*SHORT TASK*.
Every line of the listing must be reproduced as it stands. Leave the images behind.

◇ ◇ ◇

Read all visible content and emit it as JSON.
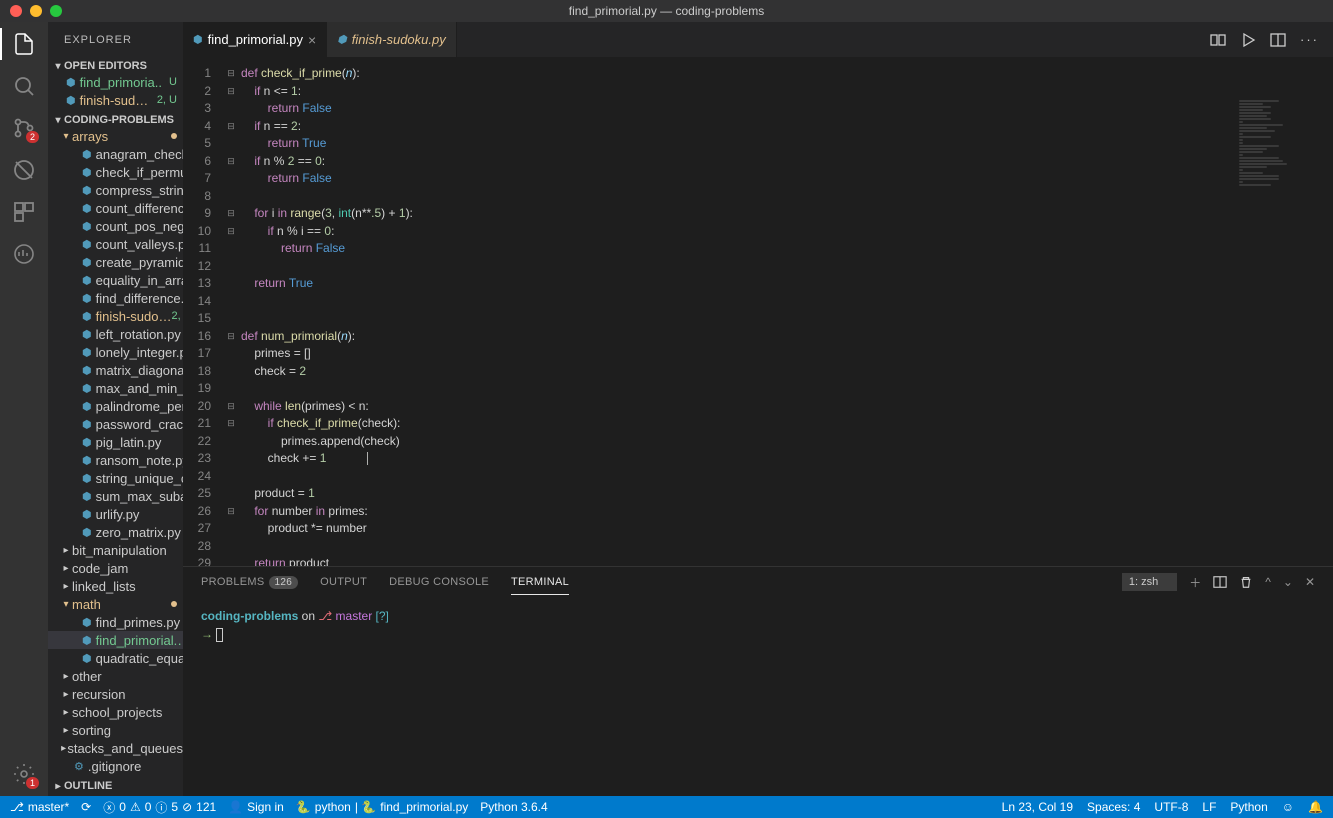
{
  "window_title": "find_primorial.py — coding-problems",
  "sidebar": {
    "header": "EXPLORER",
    "open_editors_label": "OPEN EDITORS",
    "open_editors": [
      {
        "name": "find_primoria..",
        "suffix": "U",
        "class": "unt"
      },
      {
        "name": "finish-sud…",
        "suffix": "2, U",
        "class": "mod"
      }
    ],
    "project_label": "CODING-PROBLEMS",
    "tree": [
      {
        "type": "folder",
        "name": "arrays",
        "open": true,
        "mod": true,
        "children": [
          {
            "name": "anagram_check.py"
          },
          {
            "name": "check_if_permutat…"
          },
          {
            "name": "compress_string.py"
          },
          {
            "name": "count_differences…"
          },
          {
            "name": "count_pos_neg_ze…"
          },
          {
            "name": "count_valleys.py"
          },
          {
            "name": "create_pyramid.py"
          },
          {
            "name": "equality_in_array.py"
          },
          {
            "name": "find_difference.py"
          },
          {
            "name": "finish-sudo…",
            "suffix": "2, U",
            "class": "mod"
          },
          {
            "name": "left_rotation.py"
          },
          {
            "name": "lonely_integer.py"
          },
          {
            "name": "matrix_diagonal_di…"
          },
          {
            "name": "max_and_min_sum…"
          },
          {
            "name": "palindrome_permu…"
          },
          {
            "name": "password_cracker…"
          },
          {
            "name": "pig_latin.py"
          },
          {
            "name": "ransom_note.py"
          },
          {
            "name": "string_unique_cha…"
          },
          {
            "name": "sum_max_subarra…"
          },
          {
            "name": "urlify.py"
          },
          {
            "name": "zero_matrix.py"
          }
        ]
      },
      {
        "type": "folder",
        "name": "bit_manipulation"
      },
      {
        "type": "folder",
        "name": "code_jam"
      },
      {
        "type": "folder",
        "name": "linked_lists"
      },
      {
        "type": "folder",
        "name": "math",
        "open": true,
        "mod": true,
        "children": [
          {
            "name": "find_primes.py"
          },
          {
            "name": "find_primorial.…",
            "suffix": "U",
            "class": "unt",
            "sel": true
          },
          {
            "name": "quadratic_equatio…"
          }
        ]
      },
      {
        "type": "folder",
        "name": "other"
      },
      {
        "type": "folder",
        "name": "recursion"
      },
      {
        "type": "folder",
        "name": "school_projects"
      },
      {
        "type": "folder",
        "name": "sorting"
      },
      {
        "type": "folder",
        "name": "stacks_and_queues"
      },
      {
        "type": "file",
        "name": ".gitignore",
        "plain": true
      }
    ],
    "outline_label": "OUTLINE"
  },
  "tabs": [
    {
      "name": "find_primorial.py",
      "active": true
    },
    {
      "name": "finish-sudoku.py",
      "mod": true
    }
  ],
  "code_lines": 30,
  "panel": {
    "tabs": [
      "PROBLEMS",
      "OUTPUT",
      "DEBUG CONSOLE",
      "TERMINAL"
    ],
    "active": "TERMINAL",
    "problems_count": "126",
    "terminal_sel": "1: zsh",
    "term_line1_a": "coding-problems",
    "term_line1_b": " on ",
    "term_branch_icon": "⎇",
    "term_branch": " master",
    "term_branch_suffix": " [?]",
    "term_arrow": "→ "
  },
  "status": {
    "branch": "master*",
    "sync": "⟳",
    "err": "0",
    "warn": "0",
    "info": "5",
    "problems": "121",
    "signin": "Sign in",
    "python_env": "python",
    "file": "find_primorial.py",
    "py_version": "Python 3.6.4",
    "lncol": "Ln 23, Col 19",
    "spaces": "Spaces: 4",
    "encoding": "UTF-8",
    "eol": "LF",
    "lang": "Python"
  },
  "activity_badge_scm": "2",
  "activity_badge_settings": "1"
}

◇ ◇ ◇

*WRITTEN ANSWER*.
Read all visible content and emit it as JSON.
{
  "window_title": "find_primorial.py — coding-problems",
  "sidebar": {
    "header": "EXPLORER",
    "open_editors_label": "OPEN EDITORS",
    "open_editors": [
      {
        "name": "find_primoria..",
        "suffix": "U",
        "class": "unt"
      },
      {
        "name": "finish-sud…",
        "suffix": "2, U",
        "class": "mod"
      }
    ],
    "project_label": "CODING-PROBLEMS",
    "tree": [
      {
        "type": "folder",
        "name": "arrays",
        "open": true,
        "mod": true,
        "children": [
          {
            "name": "anagram_check.py"
          },
          {
            "name": "check_if_permutat…"
          },
          {
            "name": "compress_string.py"
          },
          {
            "name": "count_differences…"
          },
          {
            "name": "count_pos_neg_ze…"
          },
          {
            "name": "count_valleys.py"
          },
          {
            "name": "create_pyramid.py"
          },
          {
            "name": "equality_in_array.py"
          },
          {
            "name": "find_difference.py"
          },
          {
            "name": "finish-sudo…",
            "suffix": "2, U",
            "class": "mod"
          },
          {
            "name": "left_rotation.py"
          },
          {
            "name": "lonely_integer.py"
          },
          {
            "name": "matrix_diagonal_di…"
          },
          {
            "name": "max_and_min_sum…"
          },
          {
            "name": "palindrome_permu…"
          },
          {
            "name": "password_cracker…"
          },
          {
            "name": "pig_latin.py"
          },
          {
            "name": "ransom_note.py"
          },
          {
            "name": "string_unique_cha…"
          },
          {
            "name": "sum_max_subarra…"
          },
          {
            "name": "urlify.py"
          },
          {
            "name": "zero_matrix.py"
          }
        ]
      },
      {
        "type": "folder",
        "name": "bit_manipulation"
      },
      {
        "type": "folder",
        "name": "code_jam"
      },
      {
        "type": "folder",
        "name": "linked_lists"
      },
      {
        "type": "folder",
        "name": "math",
        "open": true,
        "mod": true,
        "children": [
          {
            "name": "find_primes.py"
          },
          {
            "name": "find_primorial.…",
            "suffix": "U",
            "class": "unt",
            "sel": true
          },
          {
            "name": "quadratic_equatio…"
          }
        ]
      },
      {
        "type": "folder",
        "name": "other"
      },
      {
        "type": "folder",
        "name": "recursion"
      },
      {
        "type": "folder",
        "name": "school_projects"
      },
      {
        "type": "folder",
        "name": "sorting"
      },
      {
        "type": "folder",
        "name": "stacks_and_queues"
      },
      {
        "type": "file",
        "name": ".gitignore",
        "plain": true
      }
    ],
    "outline_label": "OUTLINE"
  },
  "tabs": [
    {
      "name": "find_primorial.py",
      "active": true
    },
    {
      "name": "finish-sudoku.py",
      "mod": true
    }
  ],
  "code_lines": 30,
  "panel": {
    "tabs": [
      "PROBLEMS",
      "OUTPUT",
      "DEBUG CONSOLE",
      "TERMINAL"
    ],
    "active": "TERMINAL",
    "problems_count": "126",
    "terminal_sel": "1: zsh",
    "term_line1_a": "coding-problems",
    "term_line1_b": " on ",
    "term_branch_icon": "⎇",
    "term_branch": " master",
    "term_branch_suffix": " [?]",
    "term_arrow": "→ "
  },
  "status": {
    "branch": "master*",
    "sync": "⟳",
    "err": "0",
    "warn": "0",
    "info": "5",
    "problems": "121",
    "signin": "Sign in",
    "python_env": "python",
    "file": "find_primorial.py",
    "py_version": "Python 3.6.4",
    "lncol": "Ln 23, Col 19",
    "spaces": "Spaces: 4",
    "encoding": "UTF-8",
    "eol": "LF",
    "lang": "Python"
  },
  "activity_badge_scm": "2",
  "activity_badge_settings": "1"
}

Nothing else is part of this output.